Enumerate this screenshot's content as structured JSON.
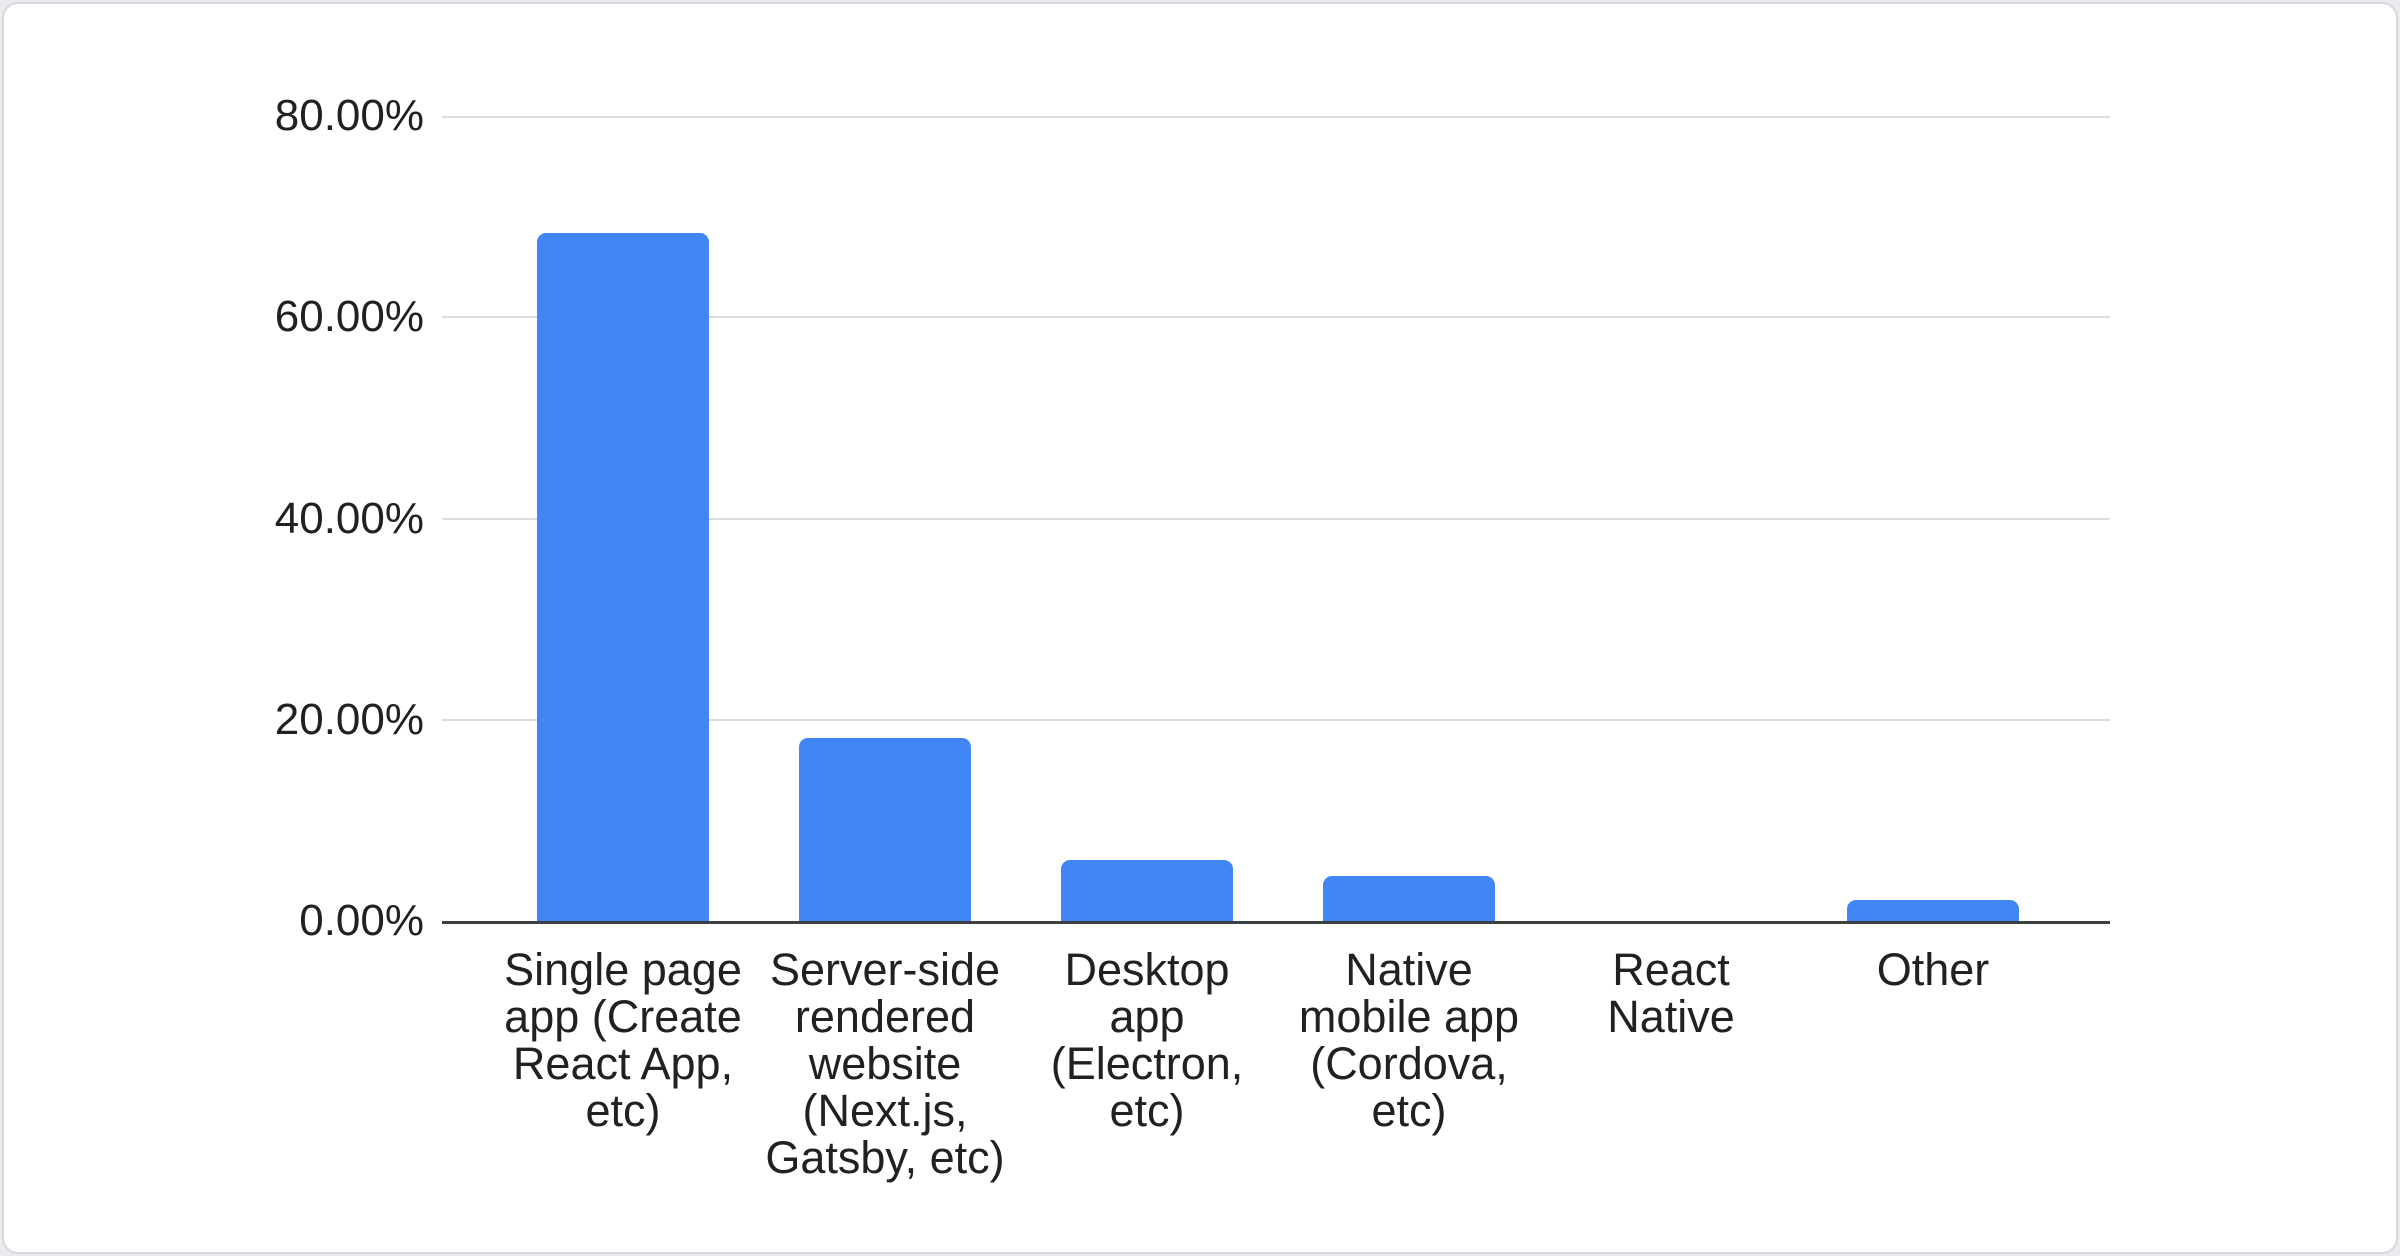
{
  "page": {
    "background_color": "#e9ebee",
    "card": {
      "background_color": "#ffffff",
      "border_color": "#d6d9dd"
    }
  },
  "chart_data": {
    "type": "bar",
    "title": "",
    "categories": [
      "Single page app (Create React App, etc)",
      "Server-side rendered website (Next.js, Gatsby, etc)",
      "Desktop app (Electron, etc)",
      "Native mobile app (Cordova, etc)",
      "React Native",
      "Other"
    ],
    "category_labels_display": [
      "Single page\napp (Create\nReact App,\netc)",
      "Server-side\nrendered\nwebsite\n(Next.js,\nGatsby, etc)",
      "Desktop\napp\n(Electron,\netc)",
      "Native\nmobile app\n(Cordova,\netc)",
      "React\nNative",
      "Other"
    ],
    "values": [
      68.4,
      18.2,
      6.1,
      4.5,
      0,
      2.1
    ],
    "value_unit": "%",
    "xlabel": "",
    "ylabel": "",
    "ylim": [
      0,
      80
    ],
    "ytick_interval": 20,
    "yticks": [
      "80.00%",
      "60.00%",
      "40.00%",
      "20.00%",
      "0.00%"
    ],
    "grid": true,
    "legend": "none",
    "bar_color": "#4285f4",
    "gridline_color": "#dadce0",
    "axis_line_color": "#3c4043",
    "label_text_color": "#202124"
  }
}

•••••

* [What this task involves]:
In the copy, include no pictures; restate the listing above exactly.

* [Response to this task]:
Enumerate this screenshot's content as structured JSON.
{
  "page": {
    "background_color": "#e9ebee",
    "card": {
      "background_color": "#ffffff",
      "border_color": "#d6d9dd"
    }
  },
  "chart_data": {
    "type": "bar",
    "title": "",
    "categories": [
      "Single page app (Create React App, etc)",
      "Server-side rendered website (Next.js, Gatsby, etc)",
      "Desktop app (Electron, etc)",
      "Native mobile app (Cordova, etc)",
      "React Native",
      "Other"
    ],
    "category_labels_display": [
      "Single page\napp (Create\nReact App,\netc)",
      "Server-side\nrendered\nwebsite\n(Next.js,\nGatsby, etc)",
      "Desktop\napp\n(Electron,\netc)",
      "Native\nmobile app\n(Cordova,\netc)",
      "React\nNative",
      "Other"
    ],
    "values": [
      68.4,
      18.2,
      6.1,
      4.5,
      0,
      2.1
    ],
    "value_unit": "%",
    "xlabel": "",
    "ylabel": "",
    "ylim": [
      0,
      80
    ],
    "ytick_interval": 20,
    "yticks": [
      "80.00%",
      "60.00%",
      "40.00%",
      "20.00%",
      "0.00%"
    ],
    "grid": true,
    "legend": "none",
    "bar_color": "#4285f4",
    "gridline_color": "#dadce0",
    "axis_line_color": "#3c4043",
    "label_text_color": "#202124"
  }
}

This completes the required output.